### Stored data
* START *

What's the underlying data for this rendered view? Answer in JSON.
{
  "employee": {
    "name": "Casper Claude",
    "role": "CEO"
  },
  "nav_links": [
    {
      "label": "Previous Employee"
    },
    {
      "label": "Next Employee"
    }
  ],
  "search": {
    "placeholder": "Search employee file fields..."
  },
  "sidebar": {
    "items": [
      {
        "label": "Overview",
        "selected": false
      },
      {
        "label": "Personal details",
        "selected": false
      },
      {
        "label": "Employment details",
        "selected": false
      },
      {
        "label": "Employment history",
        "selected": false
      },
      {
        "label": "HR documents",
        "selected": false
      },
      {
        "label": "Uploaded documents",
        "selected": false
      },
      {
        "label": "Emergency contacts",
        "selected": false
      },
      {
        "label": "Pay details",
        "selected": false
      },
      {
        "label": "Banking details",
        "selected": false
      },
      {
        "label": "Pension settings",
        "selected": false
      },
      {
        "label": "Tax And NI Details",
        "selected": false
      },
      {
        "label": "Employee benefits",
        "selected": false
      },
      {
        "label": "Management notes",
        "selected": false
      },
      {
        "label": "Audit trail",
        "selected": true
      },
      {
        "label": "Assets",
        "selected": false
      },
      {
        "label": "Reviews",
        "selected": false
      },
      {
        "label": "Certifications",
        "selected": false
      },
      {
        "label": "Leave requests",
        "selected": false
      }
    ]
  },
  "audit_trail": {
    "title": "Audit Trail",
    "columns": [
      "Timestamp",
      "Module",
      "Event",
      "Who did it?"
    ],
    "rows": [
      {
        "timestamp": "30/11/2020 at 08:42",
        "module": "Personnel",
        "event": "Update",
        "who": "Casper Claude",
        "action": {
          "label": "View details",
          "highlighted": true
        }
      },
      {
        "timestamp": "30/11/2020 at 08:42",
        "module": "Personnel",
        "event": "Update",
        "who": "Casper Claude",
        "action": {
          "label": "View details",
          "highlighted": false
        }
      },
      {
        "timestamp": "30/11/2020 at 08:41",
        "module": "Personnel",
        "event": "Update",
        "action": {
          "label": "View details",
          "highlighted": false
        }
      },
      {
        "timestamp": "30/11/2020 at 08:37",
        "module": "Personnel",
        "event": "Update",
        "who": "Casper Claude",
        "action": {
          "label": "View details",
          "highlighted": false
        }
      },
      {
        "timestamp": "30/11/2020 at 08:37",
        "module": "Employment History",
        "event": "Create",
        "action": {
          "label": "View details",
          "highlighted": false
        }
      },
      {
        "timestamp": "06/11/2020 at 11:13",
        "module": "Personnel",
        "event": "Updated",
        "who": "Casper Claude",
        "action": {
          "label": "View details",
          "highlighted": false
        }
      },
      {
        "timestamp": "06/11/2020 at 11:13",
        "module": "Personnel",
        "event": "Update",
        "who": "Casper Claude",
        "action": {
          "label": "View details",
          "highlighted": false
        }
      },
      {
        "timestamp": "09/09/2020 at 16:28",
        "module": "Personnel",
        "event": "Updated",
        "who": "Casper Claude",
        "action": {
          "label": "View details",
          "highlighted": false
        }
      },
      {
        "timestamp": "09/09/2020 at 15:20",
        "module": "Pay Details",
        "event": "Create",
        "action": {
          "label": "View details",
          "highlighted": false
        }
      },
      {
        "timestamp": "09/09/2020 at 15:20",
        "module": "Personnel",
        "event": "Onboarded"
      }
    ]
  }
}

* END *

### TASK
Using the data above, return each line exactly as written.

### RESULT OF THIS TASK
What's the underlying data for this rendered view? Answer in JSON.
{
  "employee": {
    "name": "Casper Claude",
    "role": "CEO"
  },
  "nav_links": [
    {
      "label": "Previous Employee"
    },
    {
      "label": "Next Employee"
    }
  ],
  "search": {
    "placeholder": "Search employee file fields..."
  },
  "sidebar": {
    "items": [
      {
        "label": "Overview",
        "selected": false
      },
      {
        "label": "Personal details",
        "selected": false
      },
      {
        "label": "Employment details",
        "selected": false
      },
      {
        "label": "Employment history",
        "selected": false
      },
      {
        "label": "HR documents",
        "selected": false
      },
      {
        "label": "Uploaded documents",
        "selected": false
      },
      {
        "label": "Emergency contacts",
        "selected": false
      },
      {
        "label": "Pay details",
        "selected": false
      },
      {
        "label": "Banking details",
        "selected": false
      },
      {
        "label": "Pension settings",
        "selected": false
      },
      {
        "label": "Tax And NI Details",
        "selected": false
      },
      {
        "label": "Employee benefits",
        "selected": false
      },
      {
        "label": "Management notes",
        "selected": false
      },
      {
        "label": "Audit trail",
        "selected": true
      },
      {
        "label": "Assets",
        "selected": false
      },
      {
        "label": "Reviews",
        "selected": false
      },
      {
        "label": "Certifications",
        "selected": false
      },
      {
        "label": "Leave requests",
        "selected": false
      }
    ]
  },
  "audit_trail": {
    "title": "Audit Trail",
    "columns": [
      "Timestamp",
      "Module",
      "Event",
      "Who did it?"
    ],
    "rows": [
      {
        "timestamp": "30/11/2020 at 08:42",
        "module": "Personnel",
        "event": "Update",
        "who": "Casper Claude",
        "action": {
          "label": "View details",
          "highlighted": true
        }
      },
      {
        "timestamp": "30/11/2020 at 08:42",
        "module": "Personnel",
        "event": "Update",
        "who": "Casper Claude",
        "action": {
          "label": "View details",
          "highlighted": false
        }
      },
      {
        "timestamp": "30/11/2020 at 08:41",
        "module": "Personnel",
        "event": "Update",
        "action": {
          "label": "View details",
          "highlighted": false
        }
      },
      {
        "timestamp": "30/11/2020 at 08:37",
        "module": "Personnel",
        "event": "Update",
        "who": "Casper Claude",
        "action": {
          "label": "View details",
          "highlighted": false
        }
      },
      {
        "timestamp": "30/11/2020 at 08:37",
        "module": "Employment History",
        "event": "Create",
        "action": {
          "label": "View details",
          "highlighted": false
        }
      },
      {
        "timestamp": "06/11/2020 at 11:13",
        "module": "Personnel",
        "event": "Updated",
        "who": "Casper Claude",
        "action": {
          "label": "View details",
          "highlighted": false
        }
      },
      {
        "timestamp": "06/11/2020 at 11:13",
        "module": "Personnel",
        "event": "Update",
        "who": "Casper Claude",
        "action": {
          "label": "View details",
          "highlighted": false
        }
      },
      {
        "timestamp": "09/09/2020 at 16:28",
        "module": "Personnel",
        "event": "Updated",
        "who": "Casper Claude",
        "action": {
          "label": "View details",
          "highlighted": false
        }
      },
      {
        "timestamp": "09/09/2020 at 15:20",
        "module": "Pay Details",
        "event": "Create",
        "action": {
          "label": "View details",
          "highlighted": false
        }
      },
      {
        "timestamp": "09/09/2020 at 15:20",
        "module": "Personnel",
        "event": "Onboarded"
      }
    ]
  }
}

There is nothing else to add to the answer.